- _Do this_
Find the lines holding the word "type" and collect them.

──────── The data ────────

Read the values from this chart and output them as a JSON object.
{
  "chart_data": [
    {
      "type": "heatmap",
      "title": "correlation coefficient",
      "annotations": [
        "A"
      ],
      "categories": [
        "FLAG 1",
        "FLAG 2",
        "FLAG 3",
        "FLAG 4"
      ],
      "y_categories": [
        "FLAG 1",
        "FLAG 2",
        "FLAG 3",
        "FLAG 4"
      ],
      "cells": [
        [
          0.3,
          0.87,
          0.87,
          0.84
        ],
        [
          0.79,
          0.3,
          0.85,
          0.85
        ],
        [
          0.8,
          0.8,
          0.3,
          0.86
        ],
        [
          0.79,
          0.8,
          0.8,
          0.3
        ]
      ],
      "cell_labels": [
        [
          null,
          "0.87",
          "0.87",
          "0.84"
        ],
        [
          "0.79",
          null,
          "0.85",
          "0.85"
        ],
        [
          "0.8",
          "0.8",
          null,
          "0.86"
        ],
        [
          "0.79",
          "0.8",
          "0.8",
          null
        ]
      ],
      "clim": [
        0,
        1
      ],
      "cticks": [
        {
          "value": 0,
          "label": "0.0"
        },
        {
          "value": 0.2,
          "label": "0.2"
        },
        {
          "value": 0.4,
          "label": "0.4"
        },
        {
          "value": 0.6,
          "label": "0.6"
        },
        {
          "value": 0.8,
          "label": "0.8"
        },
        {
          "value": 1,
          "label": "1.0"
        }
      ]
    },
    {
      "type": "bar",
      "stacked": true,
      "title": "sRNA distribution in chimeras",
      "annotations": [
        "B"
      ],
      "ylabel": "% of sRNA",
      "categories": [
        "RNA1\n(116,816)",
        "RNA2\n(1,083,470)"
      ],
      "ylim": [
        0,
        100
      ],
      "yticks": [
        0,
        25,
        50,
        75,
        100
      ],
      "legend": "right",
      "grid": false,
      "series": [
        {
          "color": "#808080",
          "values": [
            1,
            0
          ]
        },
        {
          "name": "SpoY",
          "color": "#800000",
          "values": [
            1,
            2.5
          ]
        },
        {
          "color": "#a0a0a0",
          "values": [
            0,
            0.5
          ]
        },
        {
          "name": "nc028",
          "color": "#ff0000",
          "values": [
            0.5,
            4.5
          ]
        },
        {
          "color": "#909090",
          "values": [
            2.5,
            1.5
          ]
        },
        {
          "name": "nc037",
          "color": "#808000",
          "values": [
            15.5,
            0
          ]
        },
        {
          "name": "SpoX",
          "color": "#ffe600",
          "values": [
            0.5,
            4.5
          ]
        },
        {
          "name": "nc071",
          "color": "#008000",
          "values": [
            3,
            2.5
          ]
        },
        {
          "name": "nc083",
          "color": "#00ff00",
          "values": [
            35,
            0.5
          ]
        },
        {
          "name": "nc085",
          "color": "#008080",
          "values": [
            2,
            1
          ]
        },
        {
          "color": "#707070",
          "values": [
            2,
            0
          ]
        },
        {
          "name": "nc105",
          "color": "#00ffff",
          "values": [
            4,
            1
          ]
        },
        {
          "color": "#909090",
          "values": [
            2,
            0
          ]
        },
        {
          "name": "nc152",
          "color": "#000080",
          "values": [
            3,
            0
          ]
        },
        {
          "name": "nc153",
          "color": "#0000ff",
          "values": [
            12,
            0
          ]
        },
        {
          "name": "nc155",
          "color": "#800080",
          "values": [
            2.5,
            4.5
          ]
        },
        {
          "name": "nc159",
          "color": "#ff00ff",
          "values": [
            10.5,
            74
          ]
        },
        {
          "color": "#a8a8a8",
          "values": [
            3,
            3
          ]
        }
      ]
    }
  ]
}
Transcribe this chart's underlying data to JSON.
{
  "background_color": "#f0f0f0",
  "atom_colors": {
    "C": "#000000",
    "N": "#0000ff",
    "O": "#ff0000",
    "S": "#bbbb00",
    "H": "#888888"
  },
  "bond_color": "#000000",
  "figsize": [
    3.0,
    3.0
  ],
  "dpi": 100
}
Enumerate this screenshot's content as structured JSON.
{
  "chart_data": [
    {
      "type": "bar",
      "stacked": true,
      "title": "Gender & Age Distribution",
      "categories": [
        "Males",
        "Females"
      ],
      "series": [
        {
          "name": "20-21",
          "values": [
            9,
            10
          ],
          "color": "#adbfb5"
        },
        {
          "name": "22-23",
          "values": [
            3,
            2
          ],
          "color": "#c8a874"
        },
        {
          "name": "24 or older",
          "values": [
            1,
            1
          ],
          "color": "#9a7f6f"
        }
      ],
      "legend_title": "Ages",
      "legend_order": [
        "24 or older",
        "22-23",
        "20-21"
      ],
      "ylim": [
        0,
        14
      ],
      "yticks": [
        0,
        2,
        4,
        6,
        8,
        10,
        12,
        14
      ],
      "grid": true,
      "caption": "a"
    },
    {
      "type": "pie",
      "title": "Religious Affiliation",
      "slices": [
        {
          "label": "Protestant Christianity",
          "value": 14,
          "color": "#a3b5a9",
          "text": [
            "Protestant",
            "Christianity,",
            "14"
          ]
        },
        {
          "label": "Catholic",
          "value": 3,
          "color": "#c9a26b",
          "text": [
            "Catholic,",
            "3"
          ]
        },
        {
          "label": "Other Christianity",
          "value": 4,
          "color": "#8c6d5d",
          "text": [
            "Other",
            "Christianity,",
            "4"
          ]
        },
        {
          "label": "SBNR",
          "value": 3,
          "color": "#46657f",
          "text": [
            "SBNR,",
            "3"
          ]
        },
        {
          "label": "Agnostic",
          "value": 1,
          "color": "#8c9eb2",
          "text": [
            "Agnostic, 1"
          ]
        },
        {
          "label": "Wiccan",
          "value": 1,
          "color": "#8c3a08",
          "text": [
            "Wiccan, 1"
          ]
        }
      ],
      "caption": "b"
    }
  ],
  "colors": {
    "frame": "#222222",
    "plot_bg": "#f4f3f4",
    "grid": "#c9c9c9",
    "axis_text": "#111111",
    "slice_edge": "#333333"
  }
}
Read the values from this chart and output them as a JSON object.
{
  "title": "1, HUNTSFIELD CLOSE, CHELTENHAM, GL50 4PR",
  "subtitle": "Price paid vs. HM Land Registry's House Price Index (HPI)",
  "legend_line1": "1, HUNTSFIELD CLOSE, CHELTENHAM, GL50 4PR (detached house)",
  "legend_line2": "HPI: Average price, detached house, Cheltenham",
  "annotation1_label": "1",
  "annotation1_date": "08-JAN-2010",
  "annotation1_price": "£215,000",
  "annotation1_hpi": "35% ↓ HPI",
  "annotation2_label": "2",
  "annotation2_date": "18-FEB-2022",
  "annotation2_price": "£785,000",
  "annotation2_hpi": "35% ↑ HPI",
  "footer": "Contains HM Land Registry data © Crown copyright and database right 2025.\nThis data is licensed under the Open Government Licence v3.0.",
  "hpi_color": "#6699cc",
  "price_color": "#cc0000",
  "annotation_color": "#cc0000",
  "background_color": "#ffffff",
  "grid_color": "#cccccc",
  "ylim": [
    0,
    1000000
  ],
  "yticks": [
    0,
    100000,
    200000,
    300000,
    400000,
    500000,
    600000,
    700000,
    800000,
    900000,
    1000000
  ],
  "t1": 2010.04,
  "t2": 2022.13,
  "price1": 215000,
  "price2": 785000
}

────────

- _Solution_
      "type": "heatmap",
      "type": "bar",
      "type": "bar",
      "type": "pie",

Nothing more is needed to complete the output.